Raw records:
==*==

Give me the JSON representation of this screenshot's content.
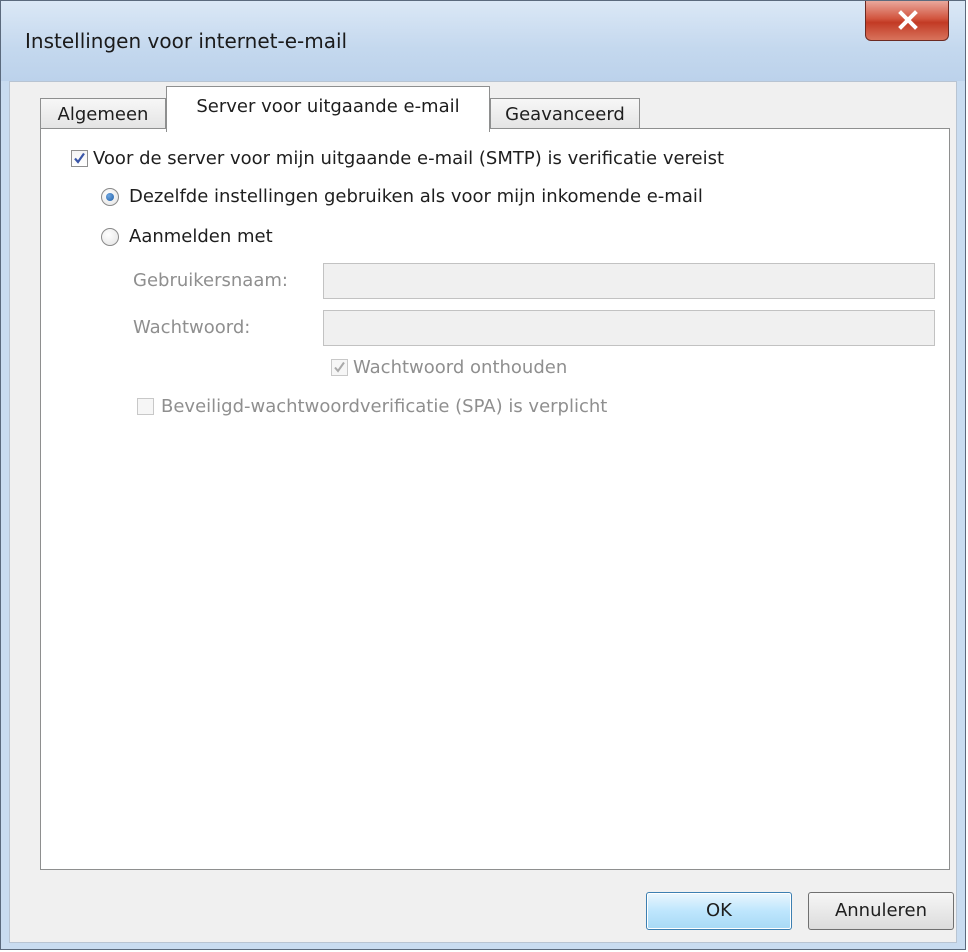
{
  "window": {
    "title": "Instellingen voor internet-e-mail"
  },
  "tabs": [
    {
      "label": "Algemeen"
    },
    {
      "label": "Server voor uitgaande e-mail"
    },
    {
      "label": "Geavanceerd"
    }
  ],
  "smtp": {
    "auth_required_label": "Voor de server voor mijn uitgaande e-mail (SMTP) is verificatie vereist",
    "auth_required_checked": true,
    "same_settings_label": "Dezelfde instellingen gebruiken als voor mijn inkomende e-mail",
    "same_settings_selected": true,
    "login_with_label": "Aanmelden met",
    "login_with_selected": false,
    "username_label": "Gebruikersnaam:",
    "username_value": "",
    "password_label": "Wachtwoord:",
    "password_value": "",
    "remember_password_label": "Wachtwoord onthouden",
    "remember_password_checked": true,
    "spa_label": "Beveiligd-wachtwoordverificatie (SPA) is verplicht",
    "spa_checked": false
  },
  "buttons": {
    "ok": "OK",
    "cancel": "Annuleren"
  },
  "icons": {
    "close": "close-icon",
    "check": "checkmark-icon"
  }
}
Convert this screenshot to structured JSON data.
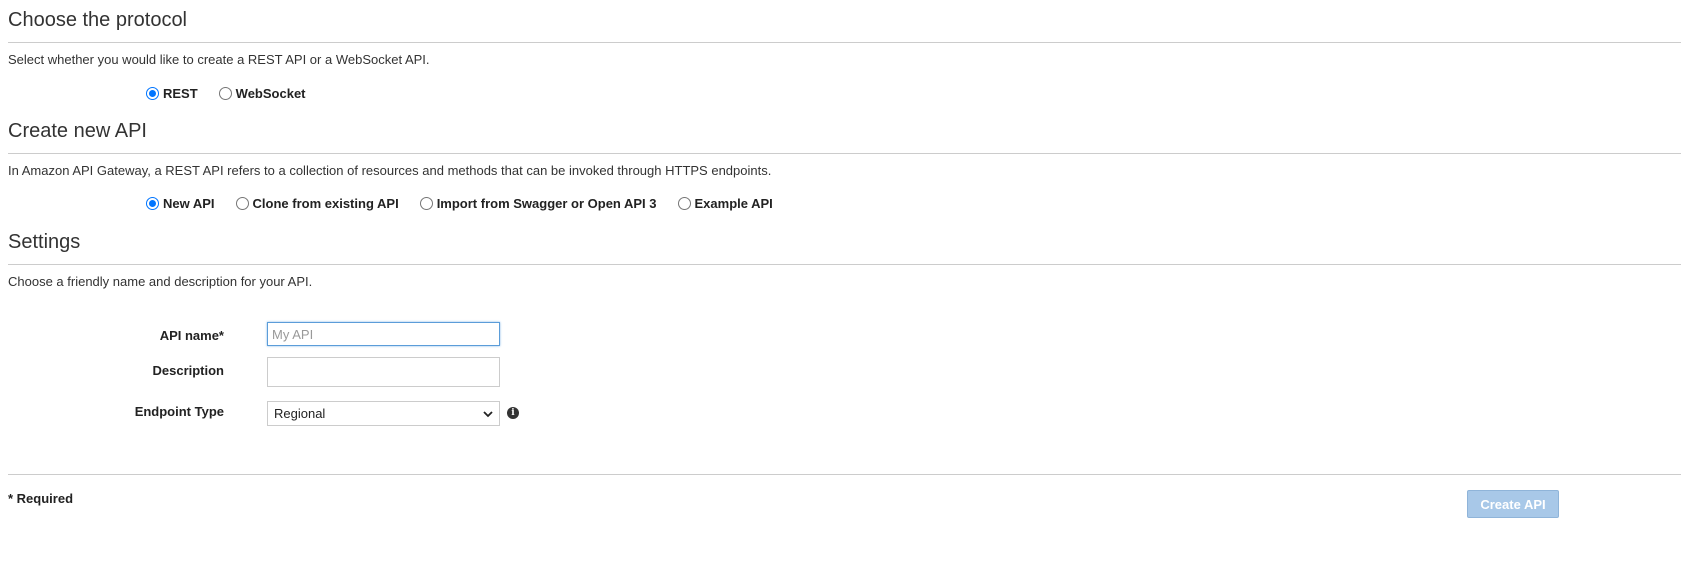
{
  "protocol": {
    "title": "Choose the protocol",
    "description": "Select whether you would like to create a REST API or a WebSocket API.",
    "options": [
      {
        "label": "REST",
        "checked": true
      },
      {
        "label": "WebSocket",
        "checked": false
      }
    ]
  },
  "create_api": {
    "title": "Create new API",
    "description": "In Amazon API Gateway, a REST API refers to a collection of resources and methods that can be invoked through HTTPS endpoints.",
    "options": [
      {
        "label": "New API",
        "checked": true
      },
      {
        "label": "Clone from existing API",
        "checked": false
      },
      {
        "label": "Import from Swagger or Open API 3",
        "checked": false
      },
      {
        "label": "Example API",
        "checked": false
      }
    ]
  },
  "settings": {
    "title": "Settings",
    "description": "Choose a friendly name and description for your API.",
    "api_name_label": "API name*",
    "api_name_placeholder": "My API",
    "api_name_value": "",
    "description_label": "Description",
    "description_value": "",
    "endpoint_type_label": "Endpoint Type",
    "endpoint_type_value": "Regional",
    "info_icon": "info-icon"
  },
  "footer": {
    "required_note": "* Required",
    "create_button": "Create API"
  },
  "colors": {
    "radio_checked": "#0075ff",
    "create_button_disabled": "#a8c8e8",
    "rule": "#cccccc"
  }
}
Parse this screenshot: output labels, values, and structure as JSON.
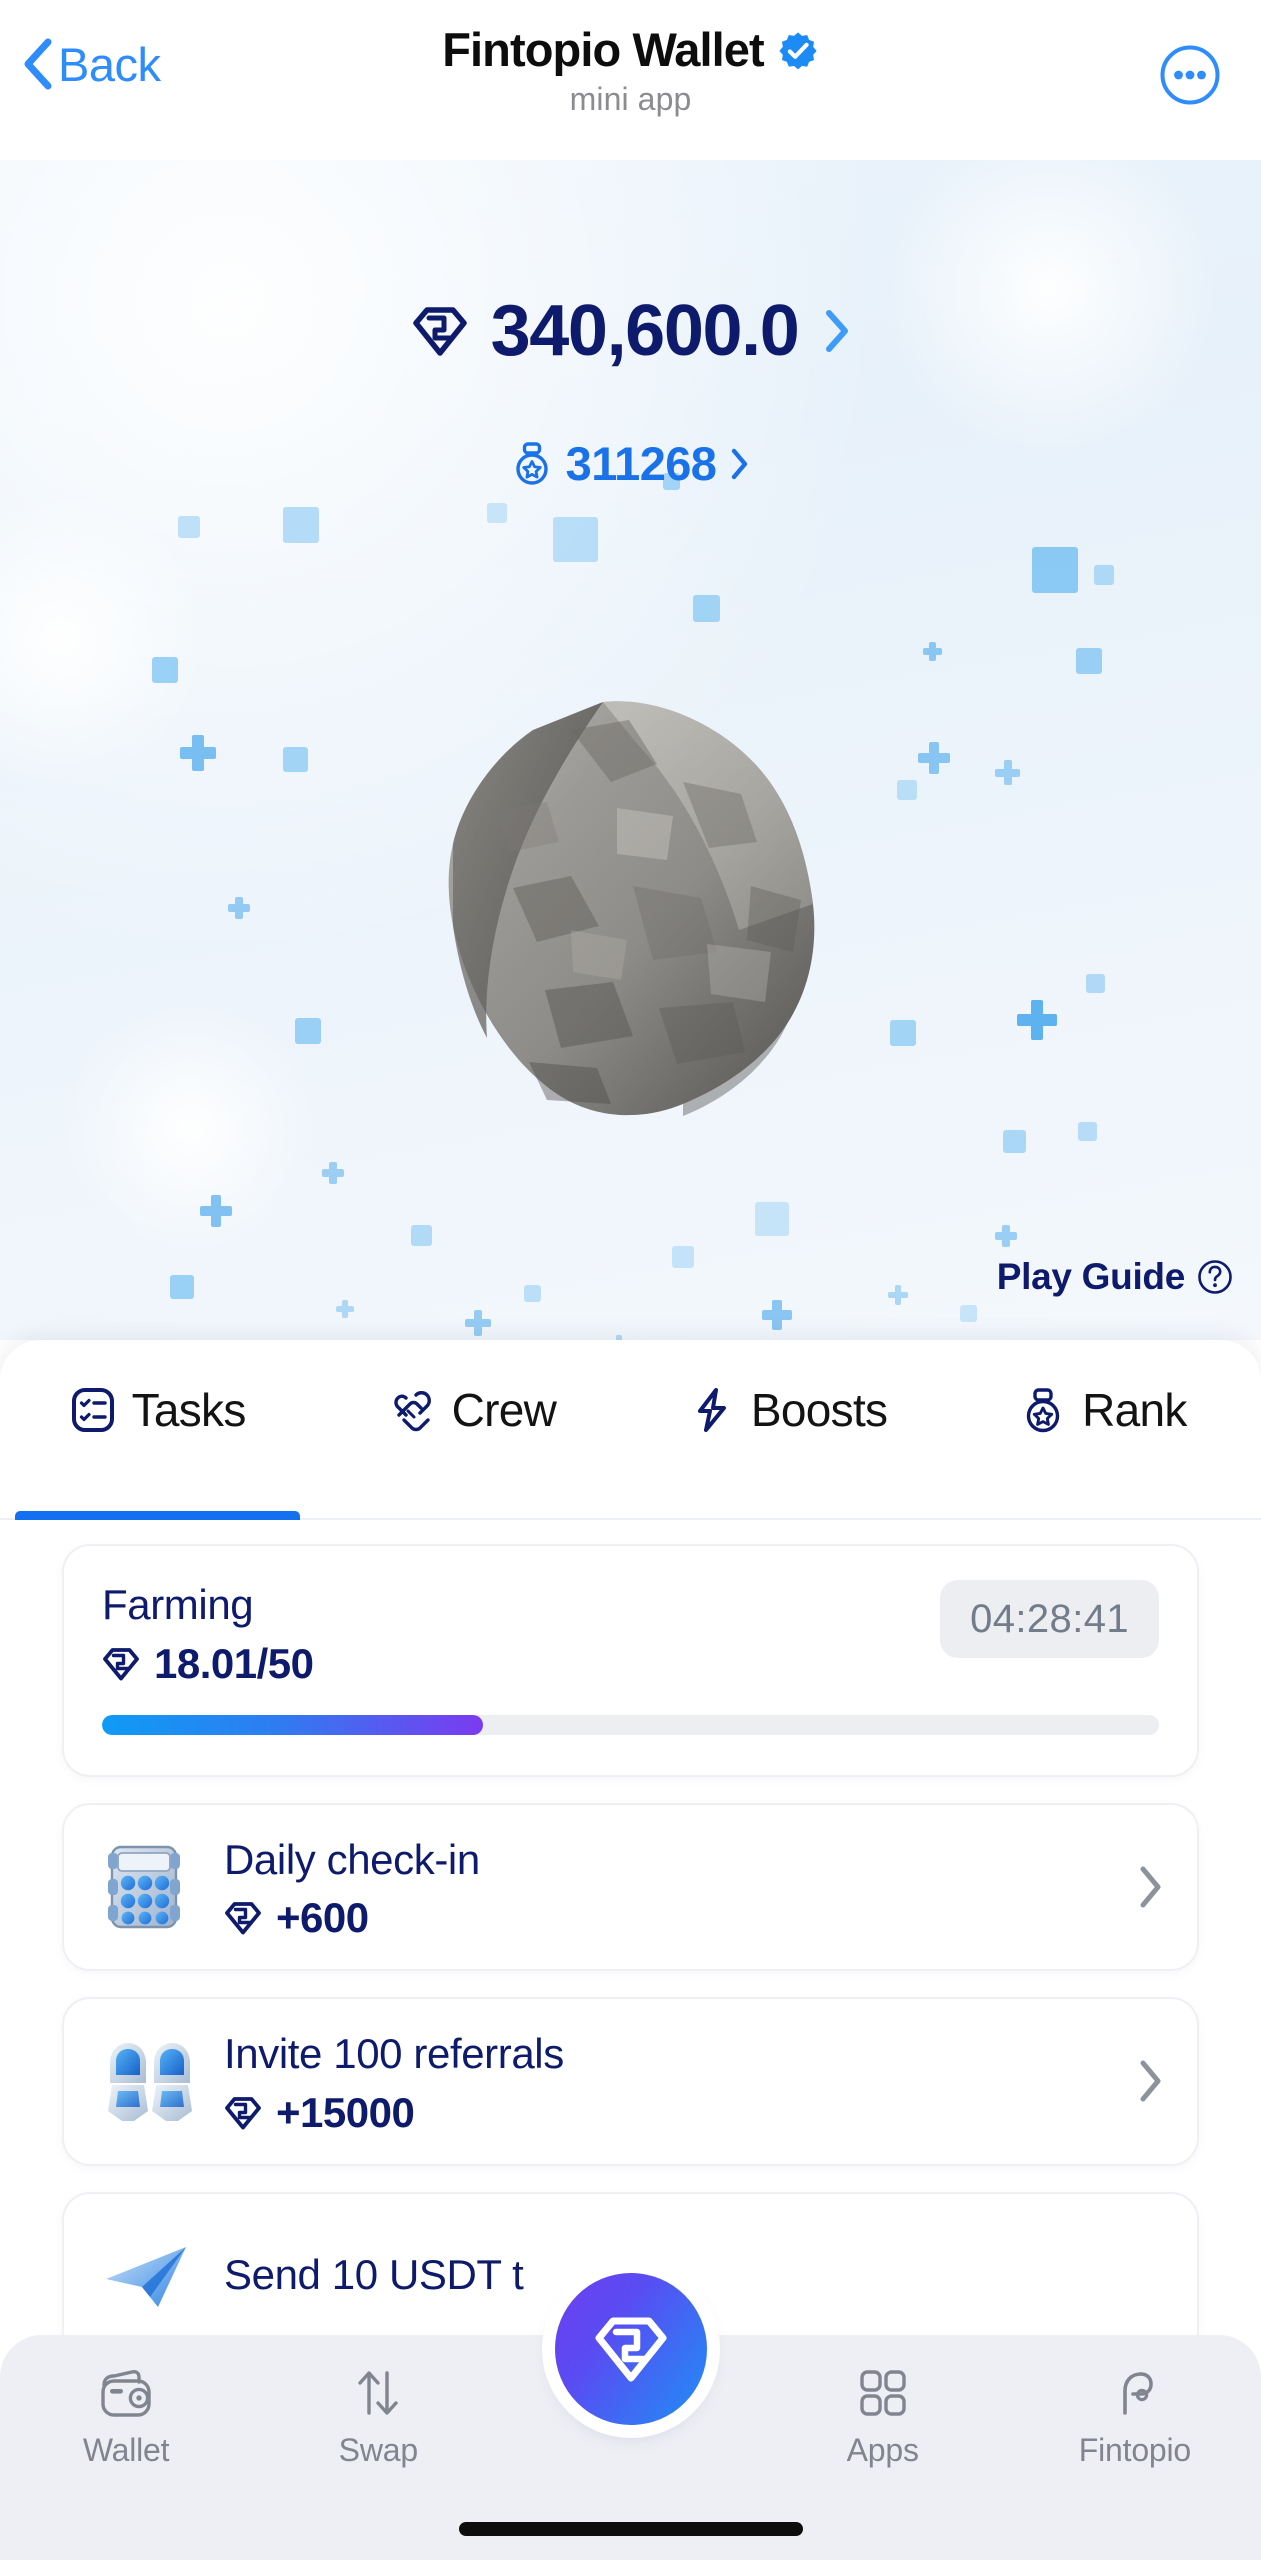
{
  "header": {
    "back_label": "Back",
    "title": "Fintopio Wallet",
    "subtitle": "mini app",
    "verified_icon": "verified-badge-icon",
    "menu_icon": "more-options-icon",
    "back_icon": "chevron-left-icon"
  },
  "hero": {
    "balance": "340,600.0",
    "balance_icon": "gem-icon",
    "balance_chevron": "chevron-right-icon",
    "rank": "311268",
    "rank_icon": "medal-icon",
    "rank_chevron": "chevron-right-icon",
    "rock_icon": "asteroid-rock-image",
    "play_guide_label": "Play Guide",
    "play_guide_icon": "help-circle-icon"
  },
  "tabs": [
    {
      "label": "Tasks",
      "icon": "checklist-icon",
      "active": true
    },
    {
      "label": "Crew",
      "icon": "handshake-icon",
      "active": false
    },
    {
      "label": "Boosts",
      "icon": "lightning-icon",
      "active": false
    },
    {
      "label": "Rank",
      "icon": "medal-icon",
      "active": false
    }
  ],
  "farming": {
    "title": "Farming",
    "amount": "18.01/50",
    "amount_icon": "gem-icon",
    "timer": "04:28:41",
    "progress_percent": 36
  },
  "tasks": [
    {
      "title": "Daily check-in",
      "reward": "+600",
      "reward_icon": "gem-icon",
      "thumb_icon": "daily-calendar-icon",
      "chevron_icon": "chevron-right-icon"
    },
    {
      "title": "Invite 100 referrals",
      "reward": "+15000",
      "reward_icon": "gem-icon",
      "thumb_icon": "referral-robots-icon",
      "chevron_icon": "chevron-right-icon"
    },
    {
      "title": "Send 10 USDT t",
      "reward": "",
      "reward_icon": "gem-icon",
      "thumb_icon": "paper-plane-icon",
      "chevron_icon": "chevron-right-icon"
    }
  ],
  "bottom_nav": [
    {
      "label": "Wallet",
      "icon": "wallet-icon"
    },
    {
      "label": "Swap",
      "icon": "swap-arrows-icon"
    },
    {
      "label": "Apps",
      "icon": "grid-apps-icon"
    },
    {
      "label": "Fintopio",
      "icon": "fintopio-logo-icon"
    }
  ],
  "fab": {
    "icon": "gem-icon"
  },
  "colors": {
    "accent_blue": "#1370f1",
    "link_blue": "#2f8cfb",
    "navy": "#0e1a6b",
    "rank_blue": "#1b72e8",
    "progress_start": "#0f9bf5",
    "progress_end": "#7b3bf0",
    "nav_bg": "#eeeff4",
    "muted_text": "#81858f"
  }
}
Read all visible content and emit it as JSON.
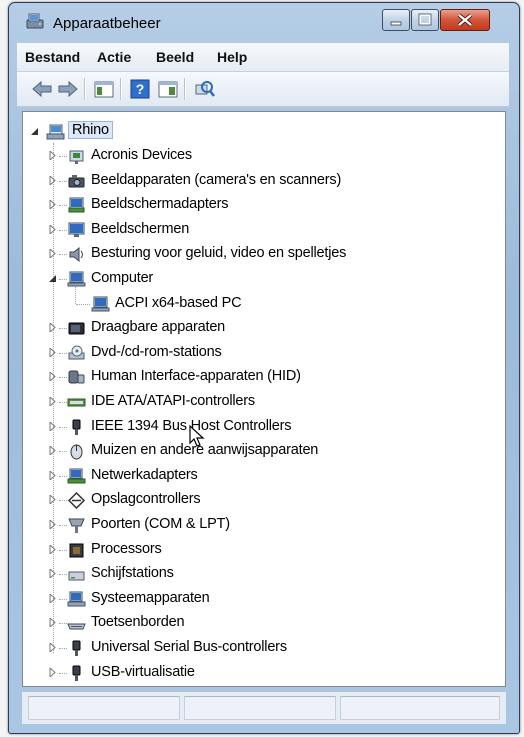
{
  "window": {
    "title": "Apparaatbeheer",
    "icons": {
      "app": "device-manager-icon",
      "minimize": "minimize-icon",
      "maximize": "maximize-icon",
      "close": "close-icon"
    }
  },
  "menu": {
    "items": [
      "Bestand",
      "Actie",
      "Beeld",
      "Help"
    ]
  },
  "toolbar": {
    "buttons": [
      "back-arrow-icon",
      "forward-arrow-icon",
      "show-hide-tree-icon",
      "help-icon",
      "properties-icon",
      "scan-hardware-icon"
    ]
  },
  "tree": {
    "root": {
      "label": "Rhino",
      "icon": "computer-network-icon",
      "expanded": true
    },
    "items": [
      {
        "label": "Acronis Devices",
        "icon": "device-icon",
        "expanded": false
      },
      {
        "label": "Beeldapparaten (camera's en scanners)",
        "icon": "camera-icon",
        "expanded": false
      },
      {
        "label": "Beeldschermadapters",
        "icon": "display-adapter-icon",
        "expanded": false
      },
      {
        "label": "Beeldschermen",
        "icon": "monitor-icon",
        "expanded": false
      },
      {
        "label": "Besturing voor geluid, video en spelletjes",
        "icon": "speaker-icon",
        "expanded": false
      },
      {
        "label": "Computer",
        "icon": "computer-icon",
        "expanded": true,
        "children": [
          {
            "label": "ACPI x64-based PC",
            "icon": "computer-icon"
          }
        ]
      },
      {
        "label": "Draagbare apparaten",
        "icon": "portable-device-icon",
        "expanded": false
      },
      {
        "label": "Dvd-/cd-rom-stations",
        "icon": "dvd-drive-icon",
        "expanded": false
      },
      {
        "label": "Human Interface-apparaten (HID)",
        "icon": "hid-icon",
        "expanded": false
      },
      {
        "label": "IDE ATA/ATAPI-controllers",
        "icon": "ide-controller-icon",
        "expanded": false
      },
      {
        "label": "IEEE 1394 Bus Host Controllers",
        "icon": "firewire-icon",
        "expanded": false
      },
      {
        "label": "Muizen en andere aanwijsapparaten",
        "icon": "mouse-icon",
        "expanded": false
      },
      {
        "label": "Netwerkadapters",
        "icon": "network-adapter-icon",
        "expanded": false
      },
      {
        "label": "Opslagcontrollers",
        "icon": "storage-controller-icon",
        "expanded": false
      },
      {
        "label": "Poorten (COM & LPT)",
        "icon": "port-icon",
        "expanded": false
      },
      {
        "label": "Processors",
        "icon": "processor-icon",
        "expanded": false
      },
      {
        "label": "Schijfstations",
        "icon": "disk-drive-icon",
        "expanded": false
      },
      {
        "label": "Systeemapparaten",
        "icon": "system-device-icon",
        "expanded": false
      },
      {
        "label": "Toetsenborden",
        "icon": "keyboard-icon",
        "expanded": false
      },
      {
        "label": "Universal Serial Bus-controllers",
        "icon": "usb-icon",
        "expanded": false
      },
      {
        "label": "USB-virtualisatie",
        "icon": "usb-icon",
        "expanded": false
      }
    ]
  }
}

==*==

Which lines contain "this"? Show each of them.

**Task output:**
Give me the JSON representation of this screenshot's content.
Convert this screenshot to structured JSON data.
Parse this screenshot: output labels, values, and structure as JSON.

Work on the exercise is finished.